__Exercise prompt__.
Print the data exactly, leaving nothing out.

__Task data__.

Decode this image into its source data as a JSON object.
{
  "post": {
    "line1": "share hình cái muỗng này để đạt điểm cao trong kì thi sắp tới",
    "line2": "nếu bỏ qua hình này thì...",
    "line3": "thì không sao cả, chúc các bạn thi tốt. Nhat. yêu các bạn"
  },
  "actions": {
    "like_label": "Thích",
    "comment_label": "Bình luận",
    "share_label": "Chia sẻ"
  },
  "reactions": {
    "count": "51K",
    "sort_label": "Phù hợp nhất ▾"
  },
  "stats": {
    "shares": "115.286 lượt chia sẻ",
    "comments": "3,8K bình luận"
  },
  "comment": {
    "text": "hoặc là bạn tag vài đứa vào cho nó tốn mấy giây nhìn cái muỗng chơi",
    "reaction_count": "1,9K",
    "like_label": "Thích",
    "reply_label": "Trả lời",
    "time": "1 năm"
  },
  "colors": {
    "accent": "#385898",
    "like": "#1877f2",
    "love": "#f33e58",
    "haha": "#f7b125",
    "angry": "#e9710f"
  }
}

__Response to this task__.
Decode this image into its source data as a JSON object.
{
  "post": {
    "line1": "share hình cái muỗng này để đạt điểm cao trong kì thi sắp tới",
    "line2": "nếu bỏ qua hình này thì...",
    "line3": "thì không sao cả, chúc các bạn thi tốt. Nhat. yêu các bạn"
  },
  "actions": {
    "like_label": "Thích",
    "comment_label": "Bình luận",
    "share_label": "Chia sẻ"
  },
  "reactions": {
    "count": "51K",
    "sort_label": "Phù hợp nhất ▾"
  },
  "stats": {
    "shares": "115.286 lượt chia sẻ",
    "comments": "3,8K bình luận"
  },
  "comment": {
    "text": "hoặc là bạn tag vài đứa vào cho nó tốn mấy giây nhìn cái muỗng chơi",
    "reaction_count": "1,9K",
    "like_label": "Thích",
    "reply_label": "Trả lời",
    "time": "1 năm"
  },
  "colors": {
    "accent": "#385898",
    "like": "#1877f2",
    "love": "#f33e58",
    "haha": "#f7b125",
    "angry": "#e9710f"
  }
}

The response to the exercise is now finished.